──────── Excerpt to read

2

I am trying to minimize a function that outputs chi-square via scipy and find the mu,sigma,normc that provide the best fit for a Gaussian overlay.

from math import exp
from math import pi
from scipy.integrate import quad
from scipy.optimize import minimize
from scipy.stats import chisquare
import numpy as np

# guess intitial values for minimized chi-square
mu, sigma = np.mean(mydata), np.std(mydata) # mydata is my data points
normc = 1/(sigma * (2*pi)**(1/2)) 

gauss = lambda x: normc * exp( (-1) * (x - mu)**2 / ( 2 * (sigma **2) ) ) # Gaussian Distribution

# assume I have pre-defined bin-boundaries as a list called binbound

def expvalperbin(binbound,mu,sigma,normc):
    # calculates expectation value per bin
    ans = []
    for index in range(len(binbound)):
        if index != len(binbound)-1:
            ans.append( quad( gauss, binbound[index], binbound[index+1])[0] )
    return ans

expvalguess = expvalperbin(binbound,mu,sig,normc)
obsval = countperbin(binbound,mydata)
arglist = [mu,sig,norm]

def chisquareopt(obslist,explist):
    return chisquare(obslist,explist)[0]

chisquareguess = chisquareopt((obsval,expvalguess), expvalguess, args=arglist)

result = minimize( chisquareopt(obsval,expvalguess), chisquareguess   )
print(result)

Running this code provides me with this error:

TypeError: chisquareopt() got an unexpected keyword argument 'args'

I have a few questions:

1) How can I write a function to allow arguments to be passed through to my function chisquareopt?

2) How can I tell if scipy will optimize parameters [mu, sigma, normc] that give the minimum chi-square? How could I find these parameters from the optimization?

3) It is difficult to know if I'm making progress here or not. Am I on the right track?

────────────────

▶ **The tasks**
1 – In the chi-square fitting post, why does the code set mu and sigma from np.mean and np.std of mydata?
2 – List every name that the chi-square fitting post brings in through its import lines.
3 – Write a few more sentences that carry the chi-square fitting post forward from its last line.

──────── Data

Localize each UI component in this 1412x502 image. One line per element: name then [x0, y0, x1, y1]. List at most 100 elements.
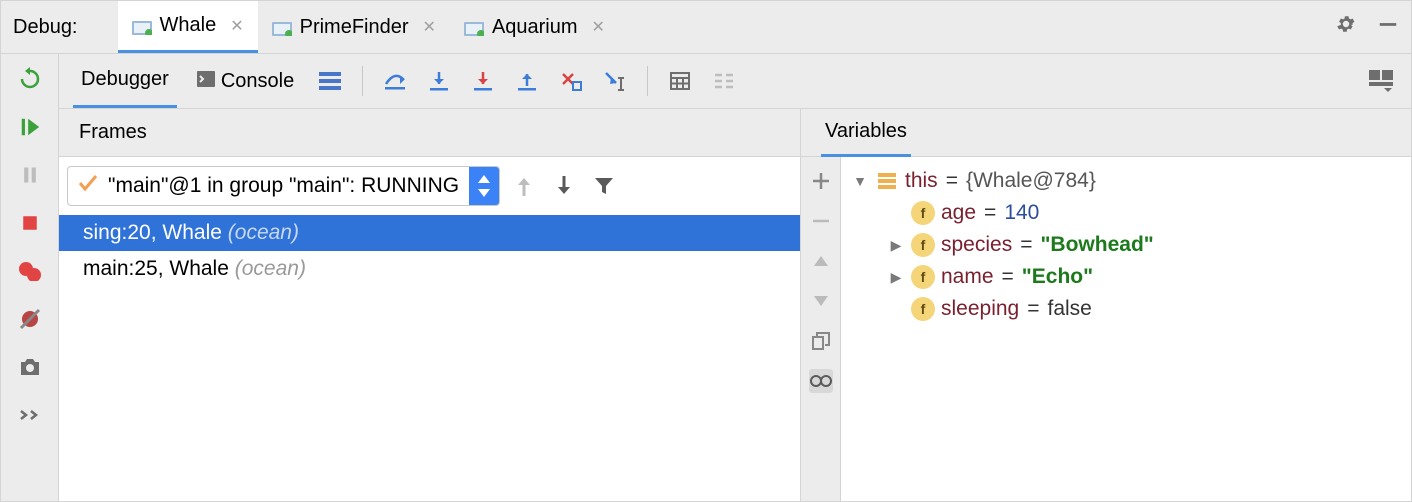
remove-watch-button[interactable]	[809, 209, 833, 233]
next-frame-button[interactable]	[548, 170, 580, 202]
var-value: {Whale@784}	[966, 169, 1096, 193]
frame-package: (ocean)	[235, 257, 306, 280]
variables-header-label: Variables	[821, 109, 911, 157]
thread-text: "main"@1 in group "main": RUNNING	[108, 174, 459, 198]
move-watch-down-button[interactable]	[809, 289, 833, 313]
equals-sign: =	[946, 169, 958, 193]
debug-titlebar: Debug: Whale ✕ PrimeFinder ✕ Aquarium ✕	[0, 0, 1412, 54]
mute-breakpoints-button[interactable]	[17, 306, 43, 332]
threads-icon[interactable]	[314, 66, 346, 96]
frames-header-label: Frames	[79, 121, 147, 144]
expand-icon[interactable]: ▶	[887, 269, 905, 286]
field-icon: f	[911, 201, 935, 225]
frames-pane: Frames "main"@1 in group "main": RUNNING…	[59, 109, 801, 501]
equals-sign: =	[984, 201, 996, 225]
var-name: age	[941, 201, 976, 225]
tab-label: PrimeFinder	[300, 16, 409, 39]
run-tab-whale[interactable]: Whale ✕	[118, 1, 258, 53]
titlebar-right	[1335, 13, 1399, 41]
checkmark-icon	[78, 174, 98, 198]
close-icon[interactable]: ✕	[230, 16, 243, 36]
frame-location: sing:20, Whale	[83, 221, 222, 244]
step-out-button[interactable]	[511, 66, 543, 96]
frames-toolbar: "main"@1 in group "main": RUNNING	[59, 157, 800, 215]
variable-species[interactable]: ▶ f species = "Bowhead"	[851, 229, 1401, 261]
rerun-button[interactable]	[17, 66, 43, 92]
var-value: "Bowhead"	[1040, 233, 1153, 257]
run-config-icon	[464, 20, 484, 34]
object-icon	[875, 169, 899, 193]
frame-package: (ocean)	[228, 221, 299, 244]
stepper-icon[interactable]	[469, 167, 499, 205]
run-config-icon	[272, 20, 292, 34]
variables-header[interactable]: Variables	[801, 109, 1411, 157]
step-over-button[interactable]	[379, 66, 411, 96]
force-step-into-button[interactable]	[467, 66, 499, 96]
run-to-cursor-button[interactable]	[599, 66, 631, 96]
layout-settings-button[interactable]	[1365, 66, 1397, 96]
field-icon: f	[911, 233, 935, 257]
debug-action-bar	[0, 54, 58, 502]
variable-sleeping[interactable]: f sleeping = false	[851, 293, 1401, 325]
expand-icon[interactable]: ▼	[851, 173, 869, 189]
step-into-button[interactable]	[423, 66, 455, 96]
var-value: "Echo"	[1022, 265, 1093, 289]
view-breakpoints-button[interactable]	[17, 258, 43, 284]
debugger-tab-label: Debugger	[81, 68, 169, 91]
var-value: false	[1048, 297, 1092, 321]
more-actions-button[interactable]	[17, 402, 43, 428]
camera-button[interactable]	[17, 354, 43, 380]
variables-pane: Variables ▼ this	[801, 109, 1411, 501]
drop-frame-button[interactable]	[555, 66, 587, 96]
run-tab-primefinder[interactable]: PrimeFinder ✕	[258, 1, 450, 53]
run-config-tabs: Whale ✕ PrimeFinder ✕ Aquarium ✕	[118, 1, 1336, 53]
debugger-toolbar: Debugger Console	[59, 54, 1411, 109]
variable-age[interactable]: f age = 140	[851, 197, 1401, 229]
run-config-icon	[132, 19, 152, 33]
frame-location: main:25, Whale	[83, 257, 229, 280]
variables-tree[interactable]: ▼ this = {Whale@784} f age = 140	[841, 157, 1411, 501]
variable-name[interactable]: ▶ f name = "Echo"	[851, 261, 1401, 293]
console-icon	[197, 70, 215, 93]
minimize-icon[interactable]	[1377, 13, 1399, 41]
show-watches-button[interactable]	[809, 369, 833, 393]
equals-sign: =	[1020, 233, 1032, 257]
debug-label: Debug:	[13, 16, 78, 39]
frames-list: sing:20, Whale (ocean) main:25, Whale (o…	[59, 215, 800, 501]
frames-header: Frames	[59, 109, 800, 157]
equals-sign: =	[1027, 297, 1039, 321]
prev-frame-button[interactable]	[508, 170, 540, 202]
pause-button[interactable]	[17, 162, 43, 188]
var-name: sleeping	[941, 297, 1019, 321]
var-name: name	[941, 265, 994, 289]
tab-label: Aquarium	[492, 16, 578, 39]
duplicate-watch-button[interactable]	[809, 329, 833, 353]
variables-gutter	[801, 157, 841, 501]
move-watch-up-button[interactable]	[809, 249, 833, 273]
debugger-tab[interactable]: Debugger	[73, 54, 177, 108]
filter-frames-button[interactable]	[588, 170, 620, 202]
gear-icon[interactable]	[1335, 13, 1357, 41]
frame-row[interactable]: sing:20, Whale (ocean)	[59, 215, 800, 251]
field-icon: f	[911, 265, 935, 289]
var-name: species	[941, 233, 1012, 257]
close-icon[interactable]: ✕	[423, 17, 436, 37]
equals-sign: =	[1002, 265, 1014, 289]
separator	[647, 66, 648, 96]
run-tab-aquarium[interactable]: Aquarium ✕	[450, 1, 619, 53]
stop-button[interactable]	[17, 210, 43, 236]
frame-row[interactable]: main:25, Whale (ocean)	[59, 251, 800, 287]
thread-selector[interactable]: "main"@1 in group "main": RUNNING	[67, 166, 500, 206]
evaluate-expression-button[interactable]	[664, 66, 696, 96]
separator	[362, 66, 363, 96]
trace-current-stream-chain-button[interactable]	[708, 66, 740, 96]
new-watch-button[interactable]	[809, 169, 833, 193]
console-tab[interactable]: Console	[189, 54, 302, 108]
field-icon: f	[911, 297, 935, 321]
variable-this[interactable]: ▼ this = {Whale@784}	[851, 165, 1401, 197]
resume-button[interactable]	[17, 114, 43, 140]
expand-icon[interactable]: ▶	[887, 237, 905, 254]
var-name: this	[905, 169, 938, 193]
close-icon[interactable]: ✕	[592, 17, 605, 37]
tab-label: Whale	[160, 14, 217, 37]
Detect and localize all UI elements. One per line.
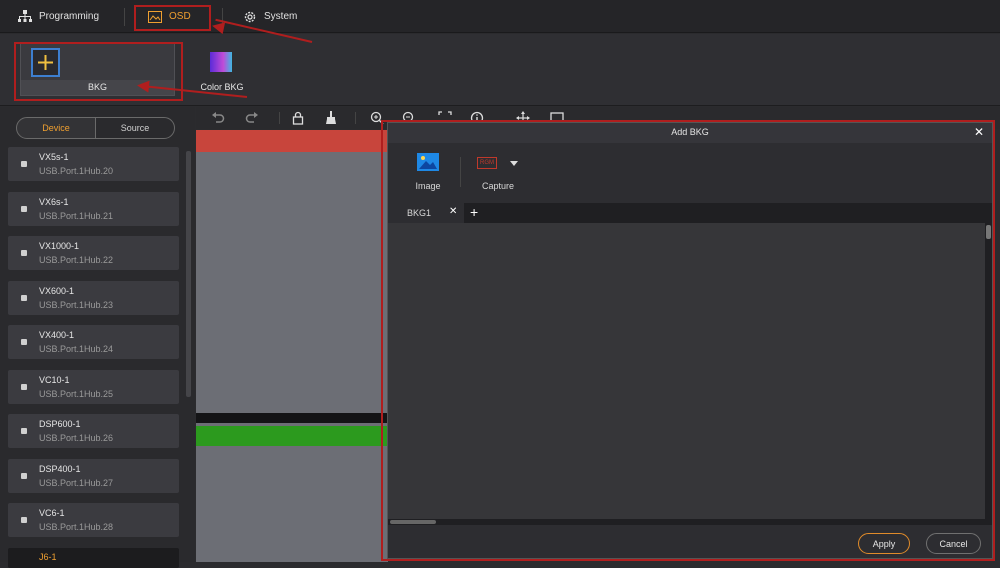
device-name: J6-1 [39, 552, 57, 562]
menu-programming[interactable]: Programming [18, 0, 99, 33]
tab-source[interactable]: Source [95, 117, 175, 139]
toolbar-divider [279, 112, 280, 124]
brush-icon[interactable] [324, 111, 338, 125]
device-item[interactable]: VX1000-1 USB.Port.1Hub.22 [8, 236, 179, 270]
device-name: DSP400-1 [39, 464, 81, 474]
arrowhead-bkg [136, 79, 150, 93]
lock-icon[interactable] [291, 111, 305, 125]
device-port: USB.Port.1Hub.27 [39, 478, 114, 488]
highlight-dialog-box [381, 120, 995, 561]
canvas-area[interactable] [196, 130, 388, 562]
device-item[interactable]: VX400-1 USB.Port.1Hub.24 [8, 325, 179, 359]
device-status-dot [21, 250, 27, 256]
device-port: USB.Port.1Hub.24 [39, 344, 114, 354]
device-item[interactable]: VC10-1 USB.Port.1Hub.25 [8, 370, 179, 404]
tab-device[interactable]: Device [16, 117, 96, 139]
color-bkg-tile[interactable]: Color BKG [198, 48, 246, 96]
device-port: USB.Port.1Hub.25 [39, 389, 114, 399]
undo-icon[interactable] [211, 111, 225, 125]
device-port: USB.Port.1Hub.26 [39, 433, 114, 443]
device-name: DSP600-1 [39, 419, 81, 429]
gear-icon [244, 11, 256, 22]
device-port: USB.Port.1Hub.21 [39, 211, 114, 221]
device-status-dot [21, 473, 27, 479]
device-name: VX6s-1 [39, 197, 69, 207]
device-item[interactable]: VX5s-1 USB.Port.1Hub.20 [8, 147, 179, 181]
color-bkg-label: Color BKG [200, 82, 244, 92]
device-list-scrollbar[interactable] [186, 151, 191, 397]
device-item[interactable]: VC6-1 USB.Port.1Hub.28 [8, 503, 179, 537]
device-item[interactable]: DSP400-1 USB.Port.1Hub.27 [8, 459, 179, 493]
device-port: USB.Port.1Hub.20 [39, 166, 114, 176]
device-name: VC6-1 [39, 508, 65, 518]
device-status-dot [21, 517, 27, 523]
redo-icon[interactable] [245, 111, 259, 125]
device-status-dot [21, 295, 27, 301]
device-status-dot [21, 428, 27, 434]
device-item[interactable]: DSP600-1 USB.Port.1Hub.26 [8, 414, 179, 448]
highlight-osd-box [134, 5, 211, 31]
canvas-scrollbar[interactable] [196, 413, 388, 423]
device-name: VX5s-1 [39, 152, 69, 162]
device-name: VX600-1 [39, 286, 75, 296]
device-port: USB.Port.1Hub.23 [39, 300, 114, 310]
device-item[interactable]: VX600-1 USB.Port.1Hub.23 [8, 281, 179, 315]
device-status-dot [21, 206, 27, 212]
arrowhead-osd [210, 19, 226, 35]
device-name: VX1000-1 [39, 241, 80, 251]
device-item[interactable]: VX6s-1 USB.Port.1Hub.21 [8, 192, 179, 226]
menu-divider [124, 8, 125, 26]
device-item[interactable]: J6-1 [8, 548, 179, 568]
device-port: USB.Port.1Hub.22 [39, 255, 114, 265]
device-name: VX400-1 [39, 330, 75, 340]
device-panel: Device Source VX5s-1 USB.Port.1Hub.20 VX6… [0, 107, 195, 568]
highlight-bkg-box [14, 42, 183, 101]
device-port: USB.Port.1Hub.28 [39, 522, 114, 532]
device-status-dot [21, 339, 27, 345]
toolbar-divider [355, 112, 356, 124]
screen-header-red[interactable] [196, 130, 388, 152]
device-status-dot [21, 384, 27, 390]
device-name: VC10-1 [39, 375, 70, 385]
device-status-dot [21, 161, 27, 167]
gradient-icon [210, 52, 232, 72]
menu-programming-label: Programming [39, 11, 100, 22]
hierarchy-icon [18, 10, 32, 22]
screen-header-green[interactable] [196, 426, 388, 446]
menu-system-label: System [264, 11, 298, 22]
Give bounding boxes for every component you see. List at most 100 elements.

────────────────

▶ **Results for the exercise**
1 – They are initial guesses for the values that give the minimized chi-square. The code comment above that line says this.

2 – exp, pi, quad, minimize, chisquare, numpy (imported as np)

3 –
EDIT: If it is relevant, I have a function that inputs [mu, sigma, normc] and outputs a list of sublists, each sublist containing a possible combination of [mu, sigma, normc] (where the outer list covers all possible combinations of parameters within specified ranges).

2 Answers2

3

Typically these scipy functions pass the args tuple of values to your code unchanged. I should double check the code, but with

minimize(myfunc, x0, args=(y,z))

def myfunc(x, y, z): 
   <do something>

minimize takes the current value of the variable x (scalar or array, depending on what x0 looks like), and the args parameter, and constructs

args = tuple(x) + args
myfunc(*args)

In other words, it joins the args tuple with the iteration variable and passes it to your function. Thus any intermediate function definition need to work with that pattern.

To illustrate, define a function that takes a generic args tuple.

In [665]: from scipy.optimize import minimize
In [666]: def myfunc(*args):
     ...:     print(args)
     ...:     return np.abs(args[0])**2
     ...: 
In [667]: myfunc(1,2,3)
(1, 2, 3)
Out[667]: 1
In [668]: myfunc(2,2,3)
(2, 2, 3)
Out[668]: 4
In [669]: minimize(myfunc, 10, args=(2,3))
(array([ 10.]), 2, 3)
(array([ 10.00000001]), 2, 3)
(array([ 10.]), 2, 3)
(array([ 8.99]), 2, 3)
....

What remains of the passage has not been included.